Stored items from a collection
◇ ◇ ◇

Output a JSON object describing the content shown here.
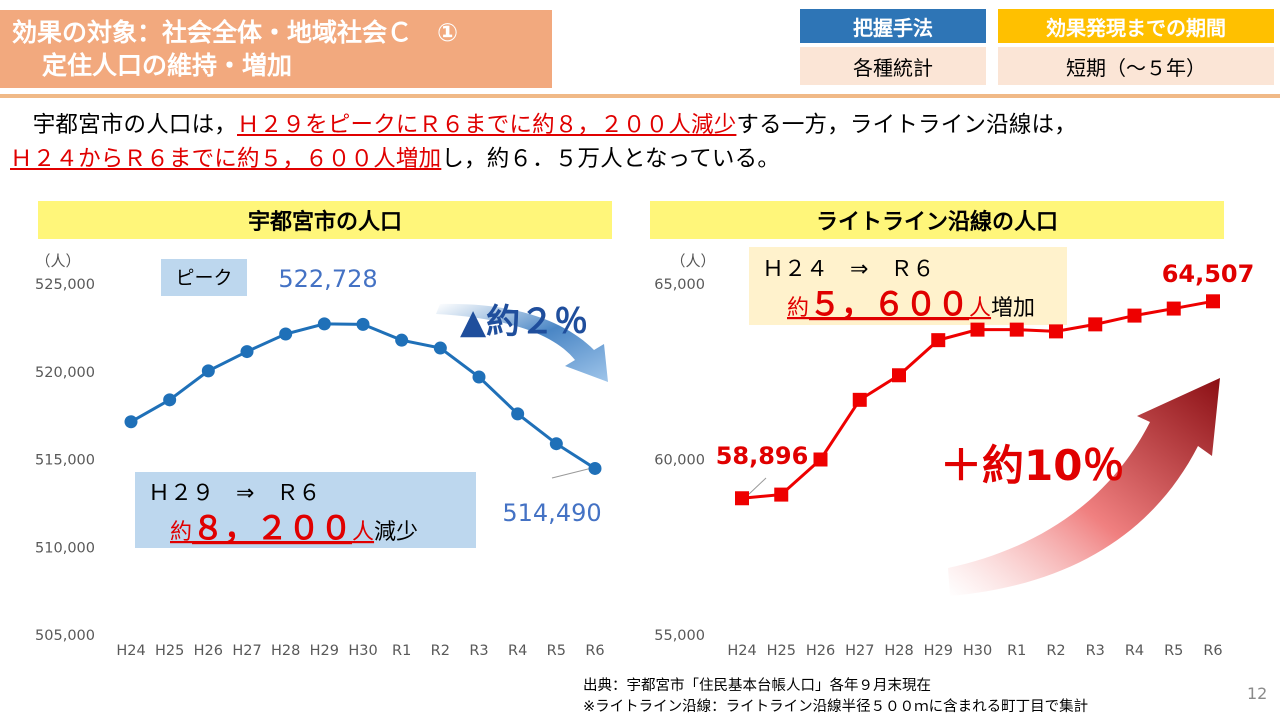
{
  "header": {
    "title_line1": "効果の対象：社会全体・地域社会Ｃ　①",
    "title_line2": "定住人口の維持・増加",
    "method_label": "把握手法",
    "method_value": "各種統計",
    "period_label": "効果発現までの期間",
    "period_value": "短期（～５年）"
  },
  "summary": {
    "p1": "　宇都宮市の人口は，",
    "p2": "Ｈ２９をピークにＲ６までに約８，２００人減少",
    "p3": "する一方，ライトライン沿線は，",
    "p4": "Ｈ２４からＲ６までに約５，６００人増加",
    "p5": "し，約６．５万人となっている。"
  },
  "colors": {
    "blue_series": "#1f70b8",
    "red_series": "#ee0000",
    "label_blue": "#4472c4",
    "highlight": "#e00000"
  },
  "chart_data": [
    {
      "type": "line",
      "title": "宇都宮市の人口",
      "ylabel": "（人）",
      "categories": [
        "H24",
        "H25",
        "H26",
        "H27",
        "H28",
        "H29",
        "H30",
        "R1",
        "R2",
        "R3",
        "R4",
        "R5",
        "R6"
      ],
      "values": [
        517150,
        518400,
        520050,
        521150,
        522150,
        522728,
        522700,
        521800,
        521350,
        519700,
        517600,
        515900,
        514490
      ],
      "ylim": [
        505000,
        525000
      ],
      "yticks": [
        "505,000",
        "510,000",
        "515,000",
        "520,000",
        "525,000"
      ],
      "annotations": {
        "peak_tag": "ピーク",
        "peak_value": "522,728",
        "end_value": "514,490",
        "change": "▲約２％",
        "box_line1": "Ｈ２９　⇒　Ｒ６",
        "box_pre": "約",
        "box_num": "８，２００",
        "box_unit": "人",
        "box_post": "減少"
      }
    },
    {
      "type": "line",
      "title": "ライトライン沿線の人口",
      "ylabel": "（人）",
      "categories": [
        "H24",
        "H25",
        "H26",
        "H27",
        "H28",
        "H29",
        "H30",
        "R1",
        "R2",
        "R3",
        "R4",
        "R5",
        "R6"
      ],
      "values": [
        58896,
        59000,
        60000,
        61700,
        62400,
        63400,
        63700,
        63700,
        63650,
        63850,
        64100,
        64300,
        64507
      ],
      "ylim": [
        55000,
        65000
      ],
      "yticks": [
        "55,000",
        "60,000",
        "65,000"
      ],
      "annotations": {
        "start_value": "58,896",
        "end_value": "64,507",
        "change": "＋約10％",
        "box_line1": "Ｈ２４　⇒　Ｒ６",
        "box_pre": "約",
        "box_num": "５，６００",
        "box_unit": "人",
        "box_post": "増加"
      }
    }
  ],
  "footer": {
    "source": "出典：宇都宮市「住民基本台帳人口」各年９月末現在",
    "note": "※ライトライン沿線：ライトライン沿線半径５００ｍに含まれる町丁目で集計",
    "page": "12"
  }
}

◇ ◇ ◇

Stated problem >>
Your task is to repeat the data above exactly while excluding the pictures.

Task answer >>
Output a JSON object describing the content shown here.
{
  "header": {
    "title_line1": "効果の対象：社会全体・地域社会Ｃ　①",
    "title_line2": "定住人口の維持・増加",
    "method_label": "把握手法",
    "method_value": "各種統計",
    "period_label": "効果発現までの期間",
    "period_value": "短期（～５年）"
  },
  "summary": {
    "p1": "　宇都宮市の人口は，",
    "p2": "Ｈ２９をピークにＲ６までに約８，２００人減少",
    "p3": "する一方，ライトライン沿線は，",
    "p4": "Ｈ２４からＲ６までに約５，６００人増加",
    "p5": "し，約６．５万人となっている。"
  },
  "colors": {
    "blue_series": "#1f70b8",
    "red_series": "#ee0000",
    "label_blue": "#4472c4",
    "highlight": "#e00000"
  },
  "chart_data": [
    {
      "type": "line",
      "title": "宇都宮市の人口",
      "ylabel": "（人）",
      "categories": [
        "H24",
        "H25",
        "H26",
        "H27",
        "H28",
        "H29",
        "H30",
        "R1",
        "R2",
        "R3",
        "R4",
        "R5",
        "R6"
      ],
      "values": [
        517150,
        518400,
        520050,
        521150,
        522150,
        522728,
        522700,
        521800,
        521350,
        519700,
        517600,
        515900,
        514490
      ],
      "ylim": [
        505000,
        525000
      ],
      "yticks": [
        "505,000",
        "510,000",
        "515,000",
        "520,000",
        "525,000"
      ],
      "annotations": {
        "peak_tag": "ピーク",
        "peak_value": "522,728",
        "end_value": "514,490",
        "change": "▲約２％",
        "box_line1": "Ｈ２９　⇒　Ｒ６",
        "box_pre": "約",
        "box_num": "８，２００",
        "box_unit": "人",
        "box_post": "減少"
      }
    },
    {
      "type": "line",
      "title": "ライトライン沿線の人口",
      "ylabel": "（人）",
      "categories": [
        "H24",
        "H25",
        "H26",
        "H27",
        "H28",
        "H29",
        "H30",
        "R1",
        "R2",
        "R3",
        "R4",
        "R5",
        "R6"
      ],
      "values": [
        58896,
        59000,
        60000,
        61700,
        62400,
        63400,
        63700,
        63700,
        63650,
        63850,
        64100,
        64300,
        64507
      ],
      "ylim": [
        55000,
        65000
      ],
      "yticks": [
        "55,000",
        "60,000",
        "65,000"
      ],
      "annotations": {
        "start_value": "58,896",
        "end_value": "64,507",
        "change": "＋約10％",
        "box_line1": "Ｈ２４　⇒　Ｒ６",
        "box_pre": "約",
        "box_num": "５，６００",
        "box_unit": "人",
        "box_post": "増加"
      }
    }
  ],
  "footer": {
    "source": "出典：宇都宮市「住民基本台帳人口」各年９月末現在",
    "note": "※ライトライン沿線：ライトライン沿線半径５００ｍに含まれる町丁目で集計",
    "page": "12"
  }
}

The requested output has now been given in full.